# Exercise requirements
Identify each line in the records below that contains the word "Sample", and copy it.

────────────────

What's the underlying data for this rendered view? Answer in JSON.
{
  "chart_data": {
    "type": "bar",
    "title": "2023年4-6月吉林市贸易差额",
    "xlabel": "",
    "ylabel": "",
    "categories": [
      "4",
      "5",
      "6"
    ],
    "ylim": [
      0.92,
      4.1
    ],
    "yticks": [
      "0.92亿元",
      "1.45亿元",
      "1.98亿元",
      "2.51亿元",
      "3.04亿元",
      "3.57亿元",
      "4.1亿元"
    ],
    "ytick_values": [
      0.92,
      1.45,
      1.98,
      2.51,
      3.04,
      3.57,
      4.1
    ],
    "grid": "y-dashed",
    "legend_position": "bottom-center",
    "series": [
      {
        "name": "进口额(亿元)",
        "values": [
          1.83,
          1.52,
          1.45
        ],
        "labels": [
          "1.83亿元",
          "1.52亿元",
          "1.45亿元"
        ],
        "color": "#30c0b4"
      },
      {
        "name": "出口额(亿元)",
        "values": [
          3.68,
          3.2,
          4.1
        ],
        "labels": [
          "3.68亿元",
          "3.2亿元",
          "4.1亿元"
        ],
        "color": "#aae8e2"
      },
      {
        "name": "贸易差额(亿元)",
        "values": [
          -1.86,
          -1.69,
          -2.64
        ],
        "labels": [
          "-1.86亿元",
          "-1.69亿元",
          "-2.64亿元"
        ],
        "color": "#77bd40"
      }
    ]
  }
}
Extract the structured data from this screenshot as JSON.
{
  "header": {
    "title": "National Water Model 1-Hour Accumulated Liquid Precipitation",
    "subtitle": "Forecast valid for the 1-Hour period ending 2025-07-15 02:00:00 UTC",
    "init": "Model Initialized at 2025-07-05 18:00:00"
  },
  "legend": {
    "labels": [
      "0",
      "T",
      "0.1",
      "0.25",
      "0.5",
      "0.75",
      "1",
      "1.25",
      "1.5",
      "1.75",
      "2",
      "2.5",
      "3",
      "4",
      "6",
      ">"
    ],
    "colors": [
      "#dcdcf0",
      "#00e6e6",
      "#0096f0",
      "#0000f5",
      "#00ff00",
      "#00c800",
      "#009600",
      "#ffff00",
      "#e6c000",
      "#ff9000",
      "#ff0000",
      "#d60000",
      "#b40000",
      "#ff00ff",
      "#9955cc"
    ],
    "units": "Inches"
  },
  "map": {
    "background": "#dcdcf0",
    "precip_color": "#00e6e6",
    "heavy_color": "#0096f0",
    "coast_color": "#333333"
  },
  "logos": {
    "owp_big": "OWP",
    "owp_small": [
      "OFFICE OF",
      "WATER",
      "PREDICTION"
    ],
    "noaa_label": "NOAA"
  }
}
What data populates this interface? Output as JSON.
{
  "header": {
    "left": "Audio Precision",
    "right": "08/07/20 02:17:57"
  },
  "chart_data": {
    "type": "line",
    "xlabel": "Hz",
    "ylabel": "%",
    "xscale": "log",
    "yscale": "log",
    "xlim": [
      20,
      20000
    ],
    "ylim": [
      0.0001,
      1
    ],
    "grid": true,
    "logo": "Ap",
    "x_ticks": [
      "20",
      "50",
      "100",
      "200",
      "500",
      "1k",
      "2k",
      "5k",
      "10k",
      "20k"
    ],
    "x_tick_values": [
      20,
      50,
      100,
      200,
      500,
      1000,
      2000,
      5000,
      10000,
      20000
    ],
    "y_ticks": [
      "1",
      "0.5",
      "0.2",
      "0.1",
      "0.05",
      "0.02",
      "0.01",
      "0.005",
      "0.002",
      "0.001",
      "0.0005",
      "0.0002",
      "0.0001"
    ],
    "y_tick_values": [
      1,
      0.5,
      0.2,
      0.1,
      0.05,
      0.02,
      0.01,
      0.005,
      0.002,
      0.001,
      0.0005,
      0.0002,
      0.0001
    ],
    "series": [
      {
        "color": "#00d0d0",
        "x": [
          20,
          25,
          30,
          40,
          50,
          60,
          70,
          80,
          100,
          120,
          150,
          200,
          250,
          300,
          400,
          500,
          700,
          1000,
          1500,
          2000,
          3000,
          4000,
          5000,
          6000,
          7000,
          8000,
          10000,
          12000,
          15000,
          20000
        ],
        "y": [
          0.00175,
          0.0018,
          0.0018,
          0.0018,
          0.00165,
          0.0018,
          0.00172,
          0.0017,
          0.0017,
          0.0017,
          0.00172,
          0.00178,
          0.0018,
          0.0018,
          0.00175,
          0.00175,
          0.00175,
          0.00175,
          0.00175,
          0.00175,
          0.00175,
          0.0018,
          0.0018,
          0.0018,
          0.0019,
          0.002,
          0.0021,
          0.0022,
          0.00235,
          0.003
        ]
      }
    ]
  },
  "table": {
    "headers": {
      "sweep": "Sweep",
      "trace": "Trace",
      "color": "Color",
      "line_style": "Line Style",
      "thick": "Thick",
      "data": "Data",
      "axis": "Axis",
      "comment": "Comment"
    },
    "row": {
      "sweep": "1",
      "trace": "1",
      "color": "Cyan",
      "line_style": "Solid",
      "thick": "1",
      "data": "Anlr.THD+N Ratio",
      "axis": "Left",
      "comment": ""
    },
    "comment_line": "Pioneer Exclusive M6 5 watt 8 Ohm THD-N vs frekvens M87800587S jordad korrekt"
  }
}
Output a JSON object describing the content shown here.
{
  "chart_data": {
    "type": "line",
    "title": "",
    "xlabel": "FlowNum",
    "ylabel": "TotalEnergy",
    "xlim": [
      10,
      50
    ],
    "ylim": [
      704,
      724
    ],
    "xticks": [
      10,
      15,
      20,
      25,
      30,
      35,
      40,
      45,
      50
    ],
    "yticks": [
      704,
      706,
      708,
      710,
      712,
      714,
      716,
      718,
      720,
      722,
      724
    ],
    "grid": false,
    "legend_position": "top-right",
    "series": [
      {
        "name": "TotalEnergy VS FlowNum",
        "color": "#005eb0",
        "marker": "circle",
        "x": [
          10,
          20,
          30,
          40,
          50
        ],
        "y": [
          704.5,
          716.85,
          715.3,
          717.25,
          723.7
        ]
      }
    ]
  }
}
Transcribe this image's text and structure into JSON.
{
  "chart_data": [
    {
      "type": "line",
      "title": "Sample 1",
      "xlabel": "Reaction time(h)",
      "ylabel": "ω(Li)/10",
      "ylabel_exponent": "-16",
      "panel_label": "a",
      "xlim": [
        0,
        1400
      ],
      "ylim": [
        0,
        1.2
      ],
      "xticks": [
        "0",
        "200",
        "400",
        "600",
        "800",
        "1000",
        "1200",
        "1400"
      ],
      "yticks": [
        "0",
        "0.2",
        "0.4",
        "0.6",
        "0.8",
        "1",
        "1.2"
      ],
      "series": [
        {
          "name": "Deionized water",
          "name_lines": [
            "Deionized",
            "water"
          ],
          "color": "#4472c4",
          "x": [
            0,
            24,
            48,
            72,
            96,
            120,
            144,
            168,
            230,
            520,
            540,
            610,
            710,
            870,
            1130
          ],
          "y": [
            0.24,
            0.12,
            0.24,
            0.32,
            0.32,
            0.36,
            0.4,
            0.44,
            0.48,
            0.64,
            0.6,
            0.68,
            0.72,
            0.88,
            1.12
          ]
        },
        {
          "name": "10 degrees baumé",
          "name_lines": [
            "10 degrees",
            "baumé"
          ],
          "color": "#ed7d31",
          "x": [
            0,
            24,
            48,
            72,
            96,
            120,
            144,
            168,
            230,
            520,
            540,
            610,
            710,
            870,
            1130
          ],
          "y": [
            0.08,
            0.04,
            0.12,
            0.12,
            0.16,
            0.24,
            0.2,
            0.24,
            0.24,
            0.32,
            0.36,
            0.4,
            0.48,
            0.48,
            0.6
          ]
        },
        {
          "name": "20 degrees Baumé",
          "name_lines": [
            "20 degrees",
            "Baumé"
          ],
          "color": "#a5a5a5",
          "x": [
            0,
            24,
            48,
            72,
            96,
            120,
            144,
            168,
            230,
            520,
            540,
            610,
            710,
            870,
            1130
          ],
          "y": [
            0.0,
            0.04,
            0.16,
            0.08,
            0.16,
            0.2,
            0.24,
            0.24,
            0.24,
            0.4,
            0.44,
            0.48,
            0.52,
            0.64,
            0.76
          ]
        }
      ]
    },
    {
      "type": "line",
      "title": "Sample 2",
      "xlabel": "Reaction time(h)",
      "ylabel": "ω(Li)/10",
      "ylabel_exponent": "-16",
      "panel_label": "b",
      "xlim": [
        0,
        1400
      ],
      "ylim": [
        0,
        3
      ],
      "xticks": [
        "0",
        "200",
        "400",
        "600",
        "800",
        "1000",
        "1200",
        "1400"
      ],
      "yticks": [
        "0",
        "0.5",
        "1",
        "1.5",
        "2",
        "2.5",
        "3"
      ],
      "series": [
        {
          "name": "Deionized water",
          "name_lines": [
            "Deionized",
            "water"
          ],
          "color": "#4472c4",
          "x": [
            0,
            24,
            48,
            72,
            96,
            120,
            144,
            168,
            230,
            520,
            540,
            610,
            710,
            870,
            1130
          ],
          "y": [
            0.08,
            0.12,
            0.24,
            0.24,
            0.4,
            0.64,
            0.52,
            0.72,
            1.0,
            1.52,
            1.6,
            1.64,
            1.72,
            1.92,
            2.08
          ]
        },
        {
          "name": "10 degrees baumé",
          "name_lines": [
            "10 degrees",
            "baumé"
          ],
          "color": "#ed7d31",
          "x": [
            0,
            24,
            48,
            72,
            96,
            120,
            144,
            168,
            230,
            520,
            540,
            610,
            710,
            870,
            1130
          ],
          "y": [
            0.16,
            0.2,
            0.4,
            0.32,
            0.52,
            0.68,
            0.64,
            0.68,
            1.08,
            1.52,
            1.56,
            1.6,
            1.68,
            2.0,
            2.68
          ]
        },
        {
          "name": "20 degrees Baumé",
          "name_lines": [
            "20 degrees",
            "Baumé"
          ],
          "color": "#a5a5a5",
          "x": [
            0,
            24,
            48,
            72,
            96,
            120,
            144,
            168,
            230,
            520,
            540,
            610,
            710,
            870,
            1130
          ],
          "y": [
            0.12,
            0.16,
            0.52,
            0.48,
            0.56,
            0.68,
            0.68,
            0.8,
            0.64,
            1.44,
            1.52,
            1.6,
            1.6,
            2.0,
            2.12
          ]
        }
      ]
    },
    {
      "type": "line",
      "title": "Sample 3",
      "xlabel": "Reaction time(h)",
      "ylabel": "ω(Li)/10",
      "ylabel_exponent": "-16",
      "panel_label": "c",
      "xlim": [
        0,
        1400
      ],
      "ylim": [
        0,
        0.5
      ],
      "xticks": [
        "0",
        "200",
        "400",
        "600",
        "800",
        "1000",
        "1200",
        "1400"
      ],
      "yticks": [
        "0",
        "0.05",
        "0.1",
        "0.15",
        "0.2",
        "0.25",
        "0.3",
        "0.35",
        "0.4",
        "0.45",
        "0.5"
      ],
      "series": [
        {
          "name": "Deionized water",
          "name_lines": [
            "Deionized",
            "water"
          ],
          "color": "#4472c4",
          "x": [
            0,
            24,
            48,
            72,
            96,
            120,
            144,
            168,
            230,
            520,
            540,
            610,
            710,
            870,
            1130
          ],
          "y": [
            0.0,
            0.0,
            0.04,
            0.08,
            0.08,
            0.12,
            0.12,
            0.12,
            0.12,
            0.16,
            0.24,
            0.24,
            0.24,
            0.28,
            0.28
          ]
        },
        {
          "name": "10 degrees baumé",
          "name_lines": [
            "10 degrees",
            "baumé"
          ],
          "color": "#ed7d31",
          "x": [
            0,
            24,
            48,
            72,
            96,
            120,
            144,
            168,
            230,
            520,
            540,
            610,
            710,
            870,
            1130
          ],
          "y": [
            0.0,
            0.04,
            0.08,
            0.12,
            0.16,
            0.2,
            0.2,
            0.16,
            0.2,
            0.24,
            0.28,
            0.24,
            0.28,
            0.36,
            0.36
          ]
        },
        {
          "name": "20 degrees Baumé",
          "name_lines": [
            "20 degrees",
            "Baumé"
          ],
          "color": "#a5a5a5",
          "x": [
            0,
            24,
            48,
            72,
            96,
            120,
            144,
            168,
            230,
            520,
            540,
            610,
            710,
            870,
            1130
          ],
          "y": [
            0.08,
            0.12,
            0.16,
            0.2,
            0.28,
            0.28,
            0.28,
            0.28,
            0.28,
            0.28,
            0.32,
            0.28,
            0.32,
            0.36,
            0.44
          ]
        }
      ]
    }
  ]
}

────────────────

# Output for this exercise
      "title": "Sample 1",
      "title": "Sample 2",
      "title": "Sample 3",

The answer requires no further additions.